* GIVEN INSTRUCTION *
Find each line containing the string "value". Copy it.

## START SUPPLIED RECORDS

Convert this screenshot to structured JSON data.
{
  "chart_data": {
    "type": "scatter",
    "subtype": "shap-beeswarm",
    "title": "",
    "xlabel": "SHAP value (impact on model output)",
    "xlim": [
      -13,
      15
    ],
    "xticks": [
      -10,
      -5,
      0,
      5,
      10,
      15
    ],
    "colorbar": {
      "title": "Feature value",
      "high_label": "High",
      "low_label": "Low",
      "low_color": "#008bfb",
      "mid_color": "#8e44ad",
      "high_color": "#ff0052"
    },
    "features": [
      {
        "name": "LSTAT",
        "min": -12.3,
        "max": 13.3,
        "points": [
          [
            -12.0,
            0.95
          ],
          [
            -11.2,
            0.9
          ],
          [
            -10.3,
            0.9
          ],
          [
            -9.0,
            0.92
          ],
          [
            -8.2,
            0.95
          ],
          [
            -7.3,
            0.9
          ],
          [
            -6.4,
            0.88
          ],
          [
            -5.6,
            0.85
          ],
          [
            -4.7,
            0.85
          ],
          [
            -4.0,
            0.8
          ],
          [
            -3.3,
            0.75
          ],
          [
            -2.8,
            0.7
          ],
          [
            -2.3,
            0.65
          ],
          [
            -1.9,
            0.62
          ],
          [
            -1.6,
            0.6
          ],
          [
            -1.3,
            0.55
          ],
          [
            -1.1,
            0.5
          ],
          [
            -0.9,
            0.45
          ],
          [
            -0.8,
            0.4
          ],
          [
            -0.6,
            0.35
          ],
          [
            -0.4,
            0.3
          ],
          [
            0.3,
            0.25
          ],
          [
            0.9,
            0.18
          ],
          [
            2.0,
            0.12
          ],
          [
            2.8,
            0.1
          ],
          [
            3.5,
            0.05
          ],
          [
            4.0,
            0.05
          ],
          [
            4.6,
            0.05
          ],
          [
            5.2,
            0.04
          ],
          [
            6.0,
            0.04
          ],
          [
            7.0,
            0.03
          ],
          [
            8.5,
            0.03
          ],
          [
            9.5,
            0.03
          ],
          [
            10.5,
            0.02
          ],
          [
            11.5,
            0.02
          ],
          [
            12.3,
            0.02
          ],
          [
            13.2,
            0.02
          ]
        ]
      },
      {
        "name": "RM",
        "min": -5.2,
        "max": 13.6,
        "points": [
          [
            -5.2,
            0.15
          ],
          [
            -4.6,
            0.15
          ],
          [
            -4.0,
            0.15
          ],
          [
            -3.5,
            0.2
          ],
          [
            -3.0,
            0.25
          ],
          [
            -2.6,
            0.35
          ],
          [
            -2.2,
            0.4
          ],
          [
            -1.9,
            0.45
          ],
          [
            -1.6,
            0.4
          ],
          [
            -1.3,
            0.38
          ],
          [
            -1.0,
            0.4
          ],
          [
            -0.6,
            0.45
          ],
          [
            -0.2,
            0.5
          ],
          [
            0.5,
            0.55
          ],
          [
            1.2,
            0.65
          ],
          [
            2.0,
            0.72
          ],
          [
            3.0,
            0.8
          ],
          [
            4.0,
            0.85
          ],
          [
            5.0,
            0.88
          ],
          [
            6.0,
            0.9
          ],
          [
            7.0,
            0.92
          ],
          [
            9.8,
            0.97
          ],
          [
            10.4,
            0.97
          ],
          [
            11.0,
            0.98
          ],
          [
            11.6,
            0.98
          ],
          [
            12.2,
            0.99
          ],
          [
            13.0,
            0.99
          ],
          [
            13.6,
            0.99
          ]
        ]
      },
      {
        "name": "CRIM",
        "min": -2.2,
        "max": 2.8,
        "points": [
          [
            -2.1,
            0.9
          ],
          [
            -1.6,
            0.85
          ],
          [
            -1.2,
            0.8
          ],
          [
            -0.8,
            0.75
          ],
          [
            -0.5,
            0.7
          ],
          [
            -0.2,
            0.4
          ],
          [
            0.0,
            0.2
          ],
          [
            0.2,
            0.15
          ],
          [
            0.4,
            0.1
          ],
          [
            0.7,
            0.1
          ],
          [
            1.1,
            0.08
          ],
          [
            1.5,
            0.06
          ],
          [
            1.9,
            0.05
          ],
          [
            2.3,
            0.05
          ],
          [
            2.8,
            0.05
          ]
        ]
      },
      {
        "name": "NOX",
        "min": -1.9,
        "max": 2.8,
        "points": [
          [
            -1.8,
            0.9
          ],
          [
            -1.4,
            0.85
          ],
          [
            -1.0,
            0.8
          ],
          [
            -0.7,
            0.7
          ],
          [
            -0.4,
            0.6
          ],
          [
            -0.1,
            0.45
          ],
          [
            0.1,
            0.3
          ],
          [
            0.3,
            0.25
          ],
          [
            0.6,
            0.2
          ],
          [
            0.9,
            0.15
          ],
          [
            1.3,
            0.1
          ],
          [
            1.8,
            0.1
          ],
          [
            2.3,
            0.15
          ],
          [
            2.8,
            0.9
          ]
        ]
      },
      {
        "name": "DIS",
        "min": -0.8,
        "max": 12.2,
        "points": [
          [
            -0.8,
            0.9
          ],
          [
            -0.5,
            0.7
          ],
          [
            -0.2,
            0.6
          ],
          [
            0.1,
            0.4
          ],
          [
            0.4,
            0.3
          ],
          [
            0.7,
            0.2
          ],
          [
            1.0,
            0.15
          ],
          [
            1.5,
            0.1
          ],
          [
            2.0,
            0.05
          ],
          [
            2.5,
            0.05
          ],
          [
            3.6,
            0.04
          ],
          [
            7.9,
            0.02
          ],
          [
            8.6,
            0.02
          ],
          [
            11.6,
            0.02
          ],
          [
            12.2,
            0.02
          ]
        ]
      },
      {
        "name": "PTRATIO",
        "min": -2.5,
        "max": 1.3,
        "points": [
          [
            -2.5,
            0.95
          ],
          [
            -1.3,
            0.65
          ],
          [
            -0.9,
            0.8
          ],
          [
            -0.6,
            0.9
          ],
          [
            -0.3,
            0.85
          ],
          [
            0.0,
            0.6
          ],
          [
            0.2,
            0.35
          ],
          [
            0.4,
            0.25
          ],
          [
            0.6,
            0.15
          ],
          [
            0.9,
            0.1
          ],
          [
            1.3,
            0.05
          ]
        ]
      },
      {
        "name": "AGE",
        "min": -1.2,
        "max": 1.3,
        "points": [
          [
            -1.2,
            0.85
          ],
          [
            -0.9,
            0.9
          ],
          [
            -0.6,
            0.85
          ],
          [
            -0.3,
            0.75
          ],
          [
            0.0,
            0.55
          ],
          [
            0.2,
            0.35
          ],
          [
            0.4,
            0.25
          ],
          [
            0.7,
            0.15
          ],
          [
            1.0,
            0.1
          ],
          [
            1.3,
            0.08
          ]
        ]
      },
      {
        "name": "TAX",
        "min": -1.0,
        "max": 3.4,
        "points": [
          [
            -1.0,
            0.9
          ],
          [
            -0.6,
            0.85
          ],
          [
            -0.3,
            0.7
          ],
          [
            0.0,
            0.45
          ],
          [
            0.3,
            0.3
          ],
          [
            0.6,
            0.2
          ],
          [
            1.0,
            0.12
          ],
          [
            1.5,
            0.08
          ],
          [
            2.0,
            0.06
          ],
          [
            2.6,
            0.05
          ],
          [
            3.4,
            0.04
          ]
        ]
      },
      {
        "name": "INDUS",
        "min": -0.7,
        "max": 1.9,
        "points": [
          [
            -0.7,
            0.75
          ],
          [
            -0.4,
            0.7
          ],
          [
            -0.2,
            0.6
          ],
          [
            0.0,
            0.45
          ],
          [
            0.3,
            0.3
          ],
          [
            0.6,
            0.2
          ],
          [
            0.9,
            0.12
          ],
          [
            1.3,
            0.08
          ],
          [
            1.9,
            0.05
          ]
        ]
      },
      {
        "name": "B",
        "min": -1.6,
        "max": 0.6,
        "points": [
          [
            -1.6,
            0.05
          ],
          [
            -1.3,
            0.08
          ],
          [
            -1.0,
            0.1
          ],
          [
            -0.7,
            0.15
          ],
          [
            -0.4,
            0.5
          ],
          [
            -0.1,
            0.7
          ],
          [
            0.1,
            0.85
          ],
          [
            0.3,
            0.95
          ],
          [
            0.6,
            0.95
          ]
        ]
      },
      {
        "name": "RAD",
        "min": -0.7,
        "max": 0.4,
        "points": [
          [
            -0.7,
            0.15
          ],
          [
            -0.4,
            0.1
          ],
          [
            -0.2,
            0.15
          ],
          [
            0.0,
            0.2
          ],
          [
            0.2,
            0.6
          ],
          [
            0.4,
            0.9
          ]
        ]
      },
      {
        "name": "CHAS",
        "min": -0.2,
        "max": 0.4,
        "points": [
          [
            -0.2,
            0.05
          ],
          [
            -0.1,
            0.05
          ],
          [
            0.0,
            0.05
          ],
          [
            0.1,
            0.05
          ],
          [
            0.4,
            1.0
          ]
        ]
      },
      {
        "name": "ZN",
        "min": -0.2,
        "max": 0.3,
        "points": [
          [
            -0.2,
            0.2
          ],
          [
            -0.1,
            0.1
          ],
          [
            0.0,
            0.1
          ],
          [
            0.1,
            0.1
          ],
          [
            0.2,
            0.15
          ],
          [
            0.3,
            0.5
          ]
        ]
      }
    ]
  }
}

## END SUPPLIED RECORDS

* FULL OUTPUT *
    "xlabel": "SHAP value (impact on model output)",
      "title": "Feature value",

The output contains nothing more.